[start Data shown]

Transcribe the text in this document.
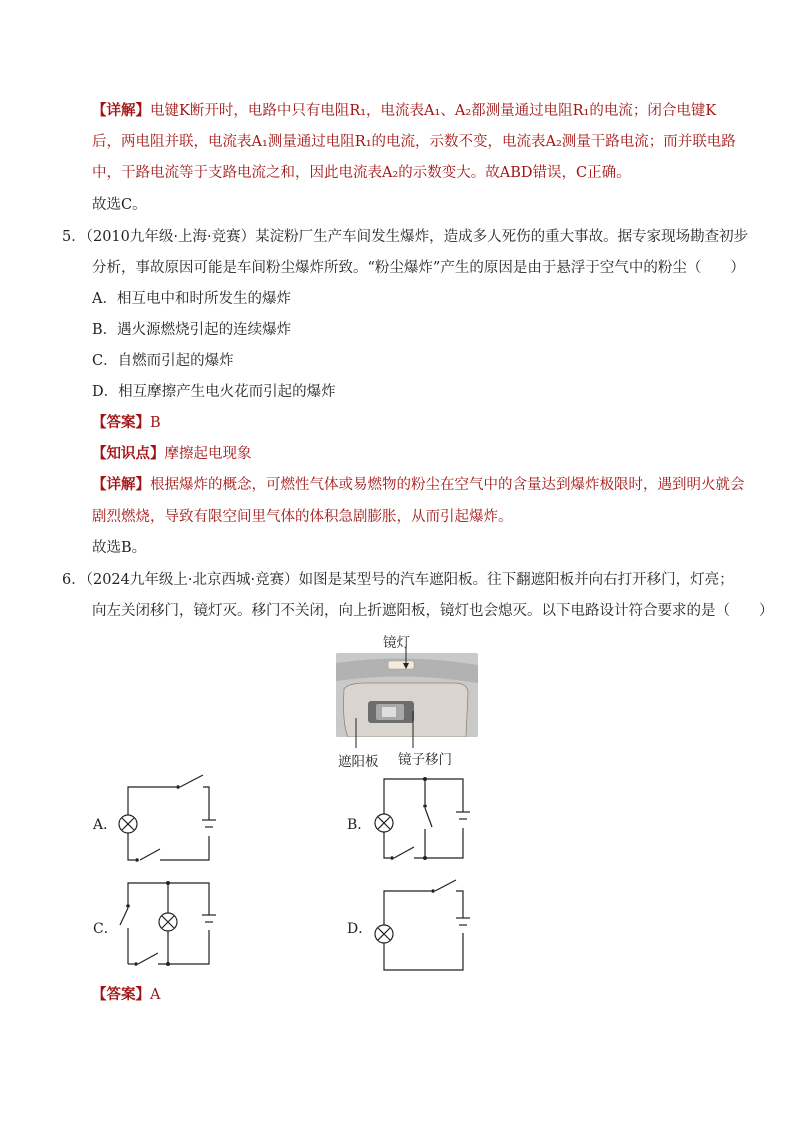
【详解】电键K断开时，电路中只有电阻R₁，电流表A₁、A₂都测量通过电阻R₁的电流；闭合电键K
后，两电阻并联，电流表A₁测量通过电阻R₁的电流，示数不变，电流表A₂测量干路电流；而并联电路
中，干路电流等于支路电流之和，因此电流表A₂的示数变大。故ABD错误，C正确。
故选C。
5．（2010九年级·上海·竞赛）某淀粉厂生产车间发生爆炸，造成多人死伤的重大事故。据专家现场勘查初步
分析，事故原因可能是车间粉尘爆炸所致。“粉尘爆炸”产生的原因是由于悬浮于空气中的粉尘（　　）
A．相互电中和时所发生的爆炸
B．遇火源燃烧引起的连续爆炸
C．自燃而引起的爆炸
D．相互摩擦产生电火花而引起的爆炸
【答案】B
【知识点】摩擦起电现象
【详解】根据爆炸的概念，可燃性气体或易燃物的粉尘在空气中的含量达到爆炸极限时，遇到明火就会
剧烈燃烧，导致有限空间里气体的体积急剧膨胀，从而引起爆炸。
故选B。
6．（2024九年级上·北京西城·竞赛）如图是某型号的汽车遮阳板。往下翻遮阳板并向右打开移门，灯亮；
向左关闭移门，镜灯灭。移门不关闭，向上折遮阳板，镜灯也会熄灭。以下电路设计符合要求的是（　　）
镜灯
遮阳板 镜子移门
A．	B．
C．	D．
【答案】A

[end Data shown]

Copy out all the data without changing anything, and drop the pictures.

Answer to the problem.
Transcribe the text in this document.
【详解】电键K断开时，电路中只有电阻R₁，电流表A₁、A₂都测量通过电阻R₁的电流；闭合电键K
后，两电阻并联，电流表A₁测量通过电阻R₁的电流，示数不变，电流表A₂测量干路电流；而并联电路
中，干路电流等于支路电流之和，因此电流表A₂的示数变大。故ABD错误，C正确。
故选C。
5．（2010九年级·上海·竞赛）某淀粉厂生产车间发生爆炸，造成多人死伤的重大事故。据专家现场勘查初步
分析，事故原因可能是车间粉尘爆炸所致。“粉尘爆炸”产生的原因是由于悬浮于空气中的粉尘（　　）
A．相互电中和时所发生的爆炸
B．遇火源燃烧引起的连续爆炸
C．自燃而引起的爆炸
D．相互摩擦产生电火花而引起的爆炸
【答案】B
【知识点】摩擦起电现象
【详解】根据爆炸的概念，可燃性气体或易燃物的粉尘在空气中的含量达到爆炸极限时，遇到明火就会
剧烈燃烧，导致有限空间里气体的体积急剧膨胀，从而引起爆炸。
故选B。
6．（2024九年级上·北京西城·竞赛）如图是某型号的汽车遮阳板。往下翻遮阳板并向右打开移门，灯亮；
向左关闭移门，镜灯灭。移门不关闭，向上折遮阳板，镜灯也会熄灭。以下电路设计符合要求的是（　　）
镜灯
遮阳板 镜子移门
A．	B．
C．	D．
【答案】A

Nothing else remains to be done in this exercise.